§ **Task**
Find the number of lines containing the string "Canosa" in the data. Answer with the number by itself.

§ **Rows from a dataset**
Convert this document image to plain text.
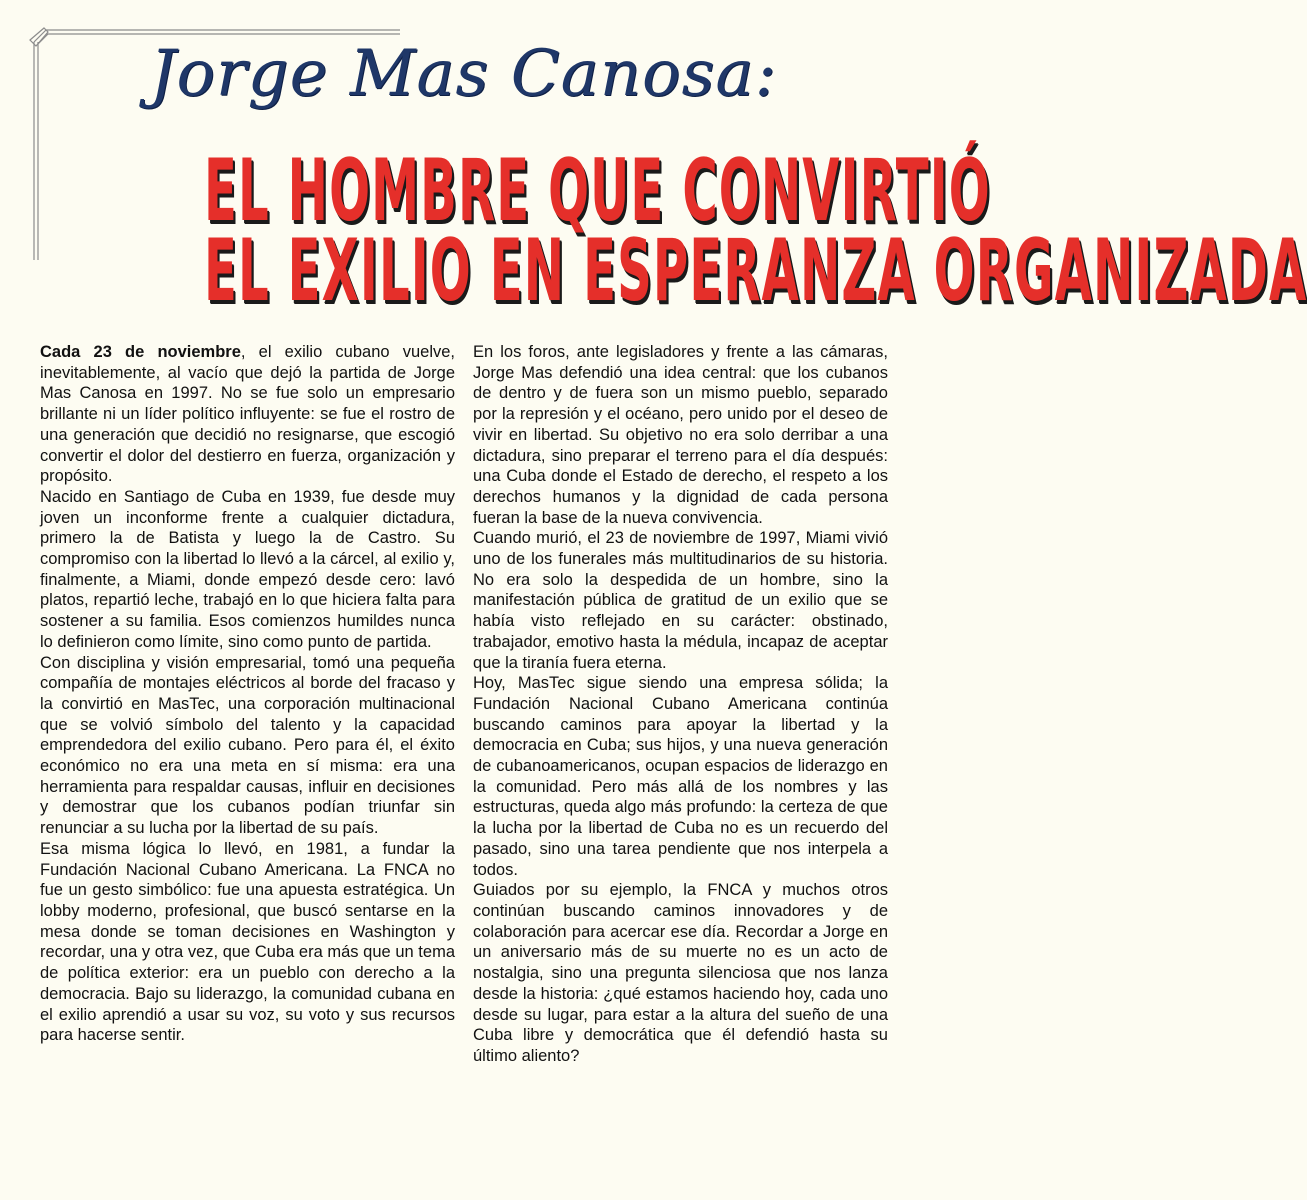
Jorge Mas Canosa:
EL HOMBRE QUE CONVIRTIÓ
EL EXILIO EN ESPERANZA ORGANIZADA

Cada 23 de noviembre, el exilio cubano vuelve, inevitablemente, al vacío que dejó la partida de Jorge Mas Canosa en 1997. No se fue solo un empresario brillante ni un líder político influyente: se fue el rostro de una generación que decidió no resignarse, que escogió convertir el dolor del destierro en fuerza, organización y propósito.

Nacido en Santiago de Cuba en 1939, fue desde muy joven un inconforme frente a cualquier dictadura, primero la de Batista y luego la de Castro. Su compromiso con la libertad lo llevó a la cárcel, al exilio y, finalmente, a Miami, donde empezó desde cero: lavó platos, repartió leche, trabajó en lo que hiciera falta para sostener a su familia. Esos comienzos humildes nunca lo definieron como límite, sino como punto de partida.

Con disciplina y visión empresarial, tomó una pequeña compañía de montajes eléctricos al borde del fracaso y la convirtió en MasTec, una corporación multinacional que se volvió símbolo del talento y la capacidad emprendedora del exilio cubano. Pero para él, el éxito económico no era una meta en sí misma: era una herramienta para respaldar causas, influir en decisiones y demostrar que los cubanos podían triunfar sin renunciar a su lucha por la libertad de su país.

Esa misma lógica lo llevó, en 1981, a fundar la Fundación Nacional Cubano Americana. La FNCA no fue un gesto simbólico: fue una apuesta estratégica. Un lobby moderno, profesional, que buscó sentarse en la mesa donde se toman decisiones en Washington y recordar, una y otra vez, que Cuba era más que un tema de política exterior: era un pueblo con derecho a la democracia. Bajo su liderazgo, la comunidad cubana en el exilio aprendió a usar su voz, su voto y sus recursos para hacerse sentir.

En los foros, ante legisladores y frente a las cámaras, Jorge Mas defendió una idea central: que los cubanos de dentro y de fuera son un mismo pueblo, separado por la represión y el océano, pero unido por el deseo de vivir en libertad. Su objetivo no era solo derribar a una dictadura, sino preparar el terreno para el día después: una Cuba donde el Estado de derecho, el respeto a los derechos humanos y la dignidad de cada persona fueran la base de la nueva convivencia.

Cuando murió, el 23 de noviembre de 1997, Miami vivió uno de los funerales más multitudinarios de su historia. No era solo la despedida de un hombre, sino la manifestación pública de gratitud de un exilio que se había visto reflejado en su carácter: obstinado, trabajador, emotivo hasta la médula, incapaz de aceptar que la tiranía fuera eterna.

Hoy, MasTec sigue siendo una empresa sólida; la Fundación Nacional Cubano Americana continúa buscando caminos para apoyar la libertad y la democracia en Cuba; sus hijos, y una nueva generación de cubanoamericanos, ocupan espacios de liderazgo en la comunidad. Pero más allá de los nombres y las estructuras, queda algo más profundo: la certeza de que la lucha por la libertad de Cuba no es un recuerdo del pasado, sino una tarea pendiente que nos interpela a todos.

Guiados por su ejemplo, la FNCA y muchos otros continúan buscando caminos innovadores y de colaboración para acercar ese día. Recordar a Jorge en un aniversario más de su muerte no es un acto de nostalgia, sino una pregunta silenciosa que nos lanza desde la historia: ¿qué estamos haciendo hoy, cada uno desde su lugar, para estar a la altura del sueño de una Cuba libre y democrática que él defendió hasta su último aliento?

§ **Exercise response**
2